-- Start Given records --

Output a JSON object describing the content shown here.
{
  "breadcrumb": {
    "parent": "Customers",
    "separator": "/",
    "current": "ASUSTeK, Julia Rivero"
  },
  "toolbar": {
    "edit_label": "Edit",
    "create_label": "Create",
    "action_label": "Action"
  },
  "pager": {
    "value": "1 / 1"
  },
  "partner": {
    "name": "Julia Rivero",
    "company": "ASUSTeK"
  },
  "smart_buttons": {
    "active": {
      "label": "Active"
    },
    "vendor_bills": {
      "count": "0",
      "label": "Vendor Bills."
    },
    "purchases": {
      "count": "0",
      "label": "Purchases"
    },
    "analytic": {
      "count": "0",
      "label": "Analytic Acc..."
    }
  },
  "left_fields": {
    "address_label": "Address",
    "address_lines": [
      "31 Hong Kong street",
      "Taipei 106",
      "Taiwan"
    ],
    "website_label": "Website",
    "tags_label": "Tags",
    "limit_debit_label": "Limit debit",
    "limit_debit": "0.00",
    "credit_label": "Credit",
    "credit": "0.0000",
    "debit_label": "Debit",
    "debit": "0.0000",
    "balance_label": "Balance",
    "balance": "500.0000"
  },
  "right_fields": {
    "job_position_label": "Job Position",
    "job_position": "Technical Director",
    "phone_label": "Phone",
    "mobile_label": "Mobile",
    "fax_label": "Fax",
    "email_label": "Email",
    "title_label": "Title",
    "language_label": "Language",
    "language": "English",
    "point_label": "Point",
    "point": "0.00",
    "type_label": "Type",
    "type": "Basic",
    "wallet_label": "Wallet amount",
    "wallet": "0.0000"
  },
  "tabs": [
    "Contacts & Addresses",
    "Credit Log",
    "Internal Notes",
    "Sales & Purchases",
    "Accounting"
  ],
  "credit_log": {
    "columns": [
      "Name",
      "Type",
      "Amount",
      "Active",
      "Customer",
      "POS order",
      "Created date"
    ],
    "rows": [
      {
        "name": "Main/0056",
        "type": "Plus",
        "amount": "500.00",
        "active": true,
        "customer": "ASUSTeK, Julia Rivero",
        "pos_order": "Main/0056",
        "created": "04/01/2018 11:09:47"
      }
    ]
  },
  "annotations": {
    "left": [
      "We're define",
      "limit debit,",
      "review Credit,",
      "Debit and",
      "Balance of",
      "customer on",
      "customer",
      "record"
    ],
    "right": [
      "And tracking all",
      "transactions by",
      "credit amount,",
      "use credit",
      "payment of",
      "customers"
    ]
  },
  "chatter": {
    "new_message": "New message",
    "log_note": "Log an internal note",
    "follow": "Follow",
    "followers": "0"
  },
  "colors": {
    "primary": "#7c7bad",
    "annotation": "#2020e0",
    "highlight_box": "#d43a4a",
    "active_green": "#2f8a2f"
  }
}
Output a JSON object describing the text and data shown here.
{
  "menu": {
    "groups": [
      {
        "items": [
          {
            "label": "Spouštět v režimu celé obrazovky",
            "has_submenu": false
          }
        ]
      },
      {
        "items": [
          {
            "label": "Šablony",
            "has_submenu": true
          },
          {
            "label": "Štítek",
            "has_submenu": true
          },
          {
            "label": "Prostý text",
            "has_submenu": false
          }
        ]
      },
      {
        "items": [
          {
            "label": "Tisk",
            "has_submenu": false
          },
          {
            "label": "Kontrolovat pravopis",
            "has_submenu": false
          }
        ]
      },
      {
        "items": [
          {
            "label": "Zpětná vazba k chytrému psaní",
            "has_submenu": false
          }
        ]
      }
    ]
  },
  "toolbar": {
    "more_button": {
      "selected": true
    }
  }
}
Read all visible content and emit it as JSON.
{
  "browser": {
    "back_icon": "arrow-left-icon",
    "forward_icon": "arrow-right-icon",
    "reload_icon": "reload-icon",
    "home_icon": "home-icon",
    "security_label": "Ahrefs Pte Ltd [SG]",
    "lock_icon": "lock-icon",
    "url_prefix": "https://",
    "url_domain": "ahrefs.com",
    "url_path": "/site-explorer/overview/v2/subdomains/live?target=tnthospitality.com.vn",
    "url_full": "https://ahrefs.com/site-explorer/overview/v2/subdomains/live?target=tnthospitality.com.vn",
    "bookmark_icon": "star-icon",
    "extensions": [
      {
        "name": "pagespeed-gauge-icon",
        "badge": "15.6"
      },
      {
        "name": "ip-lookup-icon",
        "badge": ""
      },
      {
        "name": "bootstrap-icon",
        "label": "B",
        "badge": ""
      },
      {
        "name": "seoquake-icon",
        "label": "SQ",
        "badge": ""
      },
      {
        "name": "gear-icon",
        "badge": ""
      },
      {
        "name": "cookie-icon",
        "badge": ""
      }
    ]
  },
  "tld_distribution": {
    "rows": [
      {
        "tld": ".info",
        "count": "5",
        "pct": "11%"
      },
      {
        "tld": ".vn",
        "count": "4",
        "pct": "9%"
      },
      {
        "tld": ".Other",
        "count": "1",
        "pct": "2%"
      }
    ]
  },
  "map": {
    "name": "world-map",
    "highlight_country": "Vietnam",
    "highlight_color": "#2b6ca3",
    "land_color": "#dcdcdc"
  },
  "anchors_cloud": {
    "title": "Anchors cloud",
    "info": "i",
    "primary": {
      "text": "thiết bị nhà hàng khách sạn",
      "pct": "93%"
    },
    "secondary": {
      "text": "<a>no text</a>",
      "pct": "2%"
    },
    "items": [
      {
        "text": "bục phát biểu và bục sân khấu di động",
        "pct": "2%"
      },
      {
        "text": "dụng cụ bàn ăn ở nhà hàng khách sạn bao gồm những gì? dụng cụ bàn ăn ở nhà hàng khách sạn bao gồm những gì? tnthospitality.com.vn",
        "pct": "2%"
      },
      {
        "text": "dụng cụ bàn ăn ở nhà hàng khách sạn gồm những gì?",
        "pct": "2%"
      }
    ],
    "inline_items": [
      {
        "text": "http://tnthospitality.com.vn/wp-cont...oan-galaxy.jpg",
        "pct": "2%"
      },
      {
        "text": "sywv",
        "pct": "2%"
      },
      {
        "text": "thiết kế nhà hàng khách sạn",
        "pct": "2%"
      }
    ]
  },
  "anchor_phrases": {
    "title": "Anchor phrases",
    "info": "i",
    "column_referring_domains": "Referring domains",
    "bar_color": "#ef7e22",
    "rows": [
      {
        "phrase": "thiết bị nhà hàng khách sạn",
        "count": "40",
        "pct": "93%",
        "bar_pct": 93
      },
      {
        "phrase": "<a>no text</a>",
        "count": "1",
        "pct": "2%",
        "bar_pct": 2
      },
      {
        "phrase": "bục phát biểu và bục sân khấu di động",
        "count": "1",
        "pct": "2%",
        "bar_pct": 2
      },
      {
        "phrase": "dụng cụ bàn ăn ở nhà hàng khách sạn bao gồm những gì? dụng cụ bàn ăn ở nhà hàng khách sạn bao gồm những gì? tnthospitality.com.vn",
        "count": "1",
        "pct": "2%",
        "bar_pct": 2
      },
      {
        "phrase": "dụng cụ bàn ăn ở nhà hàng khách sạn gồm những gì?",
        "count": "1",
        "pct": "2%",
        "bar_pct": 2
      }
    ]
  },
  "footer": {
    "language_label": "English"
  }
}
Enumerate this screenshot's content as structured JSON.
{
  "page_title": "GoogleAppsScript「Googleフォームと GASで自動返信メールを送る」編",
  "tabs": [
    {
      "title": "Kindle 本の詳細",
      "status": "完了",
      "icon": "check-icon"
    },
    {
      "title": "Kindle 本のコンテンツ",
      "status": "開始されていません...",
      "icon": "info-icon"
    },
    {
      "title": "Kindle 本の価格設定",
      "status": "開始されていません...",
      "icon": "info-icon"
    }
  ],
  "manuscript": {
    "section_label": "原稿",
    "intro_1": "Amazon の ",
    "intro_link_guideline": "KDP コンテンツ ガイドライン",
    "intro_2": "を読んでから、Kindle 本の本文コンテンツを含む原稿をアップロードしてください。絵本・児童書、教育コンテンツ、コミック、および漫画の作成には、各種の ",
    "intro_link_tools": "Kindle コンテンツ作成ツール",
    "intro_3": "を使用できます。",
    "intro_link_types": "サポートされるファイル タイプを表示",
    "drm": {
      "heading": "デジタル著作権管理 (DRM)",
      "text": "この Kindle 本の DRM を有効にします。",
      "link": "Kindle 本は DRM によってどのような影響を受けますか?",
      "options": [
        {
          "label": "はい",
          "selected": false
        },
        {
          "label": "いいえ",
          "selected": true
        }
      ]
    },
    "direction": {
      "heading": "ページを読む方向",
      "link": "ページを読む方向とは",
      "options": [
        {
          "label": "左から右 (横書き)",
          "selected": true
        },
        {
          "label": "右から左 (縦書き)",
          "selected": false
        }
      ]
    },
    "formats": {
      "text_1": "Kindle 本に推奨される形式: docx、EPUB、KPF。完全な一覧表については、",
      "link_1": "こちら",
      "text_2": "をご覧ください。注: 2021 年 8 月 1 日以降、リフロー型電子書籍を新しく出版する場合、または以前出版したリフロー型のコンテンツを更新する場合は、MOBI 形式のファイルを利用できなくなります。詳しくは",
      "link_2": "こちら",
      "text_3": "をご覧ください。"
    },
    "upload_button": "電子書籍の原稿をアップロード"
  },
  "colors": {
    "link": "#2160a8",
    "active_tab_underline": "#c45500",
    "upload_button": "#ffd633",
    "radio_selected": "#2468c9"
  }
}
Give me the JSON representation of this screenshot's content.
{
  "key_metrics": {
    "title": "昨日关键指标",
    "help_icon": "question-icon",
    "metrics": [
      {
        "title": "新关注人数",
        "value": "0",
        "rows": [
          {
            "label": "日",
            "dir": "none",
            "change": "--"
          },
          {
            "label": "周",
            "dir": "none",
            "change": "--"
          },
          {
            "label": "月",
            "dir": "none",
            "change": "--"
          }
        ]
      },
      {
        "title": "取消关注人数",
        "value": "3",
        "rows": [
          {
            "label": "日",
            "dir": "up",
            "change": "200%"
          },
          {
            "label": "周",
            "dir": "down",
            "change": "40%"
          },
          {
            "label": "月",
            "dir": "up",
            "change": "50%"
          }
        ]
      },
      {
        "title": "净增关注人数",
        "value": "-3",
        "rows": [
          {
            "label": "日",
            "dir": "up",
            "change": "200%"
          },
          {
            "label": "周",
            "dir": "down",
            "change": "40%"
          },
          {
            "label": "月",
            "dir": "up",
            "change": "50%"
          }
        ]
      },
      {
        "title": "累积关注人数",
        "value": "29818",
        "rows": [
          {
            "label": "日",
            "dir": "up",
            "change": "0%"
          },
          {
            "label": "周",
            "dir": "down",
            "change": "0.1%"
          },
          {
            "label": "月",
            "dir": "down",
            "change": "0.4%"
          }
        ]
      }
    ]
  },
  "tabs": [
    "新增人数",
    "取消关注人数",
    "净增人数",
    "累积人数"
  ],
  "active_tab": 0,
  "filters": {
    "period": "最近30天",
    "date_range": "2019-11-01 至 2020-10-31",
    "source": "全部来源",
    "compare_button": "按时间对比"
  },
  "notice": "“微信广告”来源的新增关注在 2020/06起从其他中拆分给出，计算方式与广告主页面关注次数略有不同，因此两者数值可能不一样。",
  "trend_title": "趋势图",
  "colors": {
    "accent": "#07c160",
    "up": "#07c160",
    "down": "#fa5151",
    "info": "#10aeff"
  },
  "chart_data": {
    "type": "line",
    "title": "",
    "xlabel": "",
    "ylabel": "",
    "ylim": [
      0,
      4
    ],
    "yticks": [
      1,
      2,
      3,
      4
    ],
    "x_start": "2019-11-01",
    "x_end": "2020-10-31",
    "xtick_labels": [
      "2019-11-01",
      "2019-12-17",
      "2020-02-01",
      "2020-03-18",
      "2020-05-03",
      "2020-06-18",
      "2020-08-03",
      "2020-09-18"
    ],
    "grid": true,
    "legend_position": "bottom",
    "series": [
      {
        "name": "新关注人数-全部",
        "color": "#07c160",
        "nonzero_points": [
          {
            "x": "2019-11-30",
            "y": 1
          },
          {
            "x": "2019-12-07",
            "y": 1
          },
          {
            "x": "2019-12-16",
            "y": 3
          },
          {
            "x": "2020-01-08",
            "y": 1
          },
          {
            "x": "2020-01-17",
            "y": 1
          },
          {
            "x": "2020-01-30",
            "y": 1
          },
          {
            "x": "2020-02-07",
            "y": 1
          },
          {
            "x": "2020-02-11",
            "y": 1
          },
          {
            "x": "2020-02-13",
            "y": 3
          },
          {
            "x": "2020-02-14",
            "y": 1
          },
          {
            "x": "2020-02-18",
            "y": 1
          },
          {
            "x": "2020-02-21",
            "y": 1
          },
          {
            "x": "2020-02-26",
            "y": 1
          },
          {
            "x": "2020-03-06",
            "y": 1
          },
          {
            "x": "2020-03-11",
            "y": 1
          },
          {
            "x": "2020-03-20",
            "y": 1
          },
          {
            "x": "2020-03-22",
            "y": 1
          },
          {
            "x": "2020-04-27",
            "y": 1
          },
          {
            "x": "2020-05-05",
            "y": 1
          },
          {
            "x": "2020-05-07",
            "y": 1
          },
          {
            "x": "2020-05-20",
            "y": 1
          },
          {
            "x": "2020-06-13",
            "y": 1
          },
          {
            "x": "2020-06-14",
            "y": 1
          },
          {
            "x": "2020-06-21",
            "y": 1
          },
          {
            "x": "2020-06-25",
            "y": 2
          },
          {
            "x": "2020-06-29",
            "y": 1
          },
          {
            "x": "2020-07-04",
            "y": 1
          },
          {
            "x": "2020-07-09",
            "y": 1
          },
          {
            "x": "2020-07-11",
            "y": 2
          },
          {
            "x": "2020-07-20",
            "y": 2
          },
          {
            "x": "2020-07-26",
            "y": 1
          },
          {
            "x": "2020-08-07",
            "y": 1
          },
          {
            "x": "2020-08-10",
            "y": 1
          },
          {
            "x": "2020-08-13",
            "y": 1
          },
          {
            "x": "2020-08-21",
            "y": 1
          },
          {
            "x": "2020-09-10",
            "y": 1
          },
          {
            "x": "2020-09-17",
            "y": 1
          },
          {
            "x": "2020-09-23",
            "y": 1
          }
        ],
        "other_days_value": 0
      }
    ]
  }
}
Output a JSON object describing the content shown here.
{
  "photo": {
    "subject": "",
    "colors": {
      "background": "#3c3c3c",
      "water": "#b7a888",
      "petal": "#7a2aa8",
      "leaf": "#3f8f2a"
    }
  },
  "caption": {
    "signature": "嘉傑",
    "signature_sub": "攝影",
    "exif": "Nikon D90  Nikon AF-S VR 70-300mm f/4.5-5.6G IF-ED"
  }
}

-- End Given records --

Copy, from the material, each line that holds the string "this".

Enumerate this screenshot's content as structured JSON.
Give me the JSON representation of this screenshot's content.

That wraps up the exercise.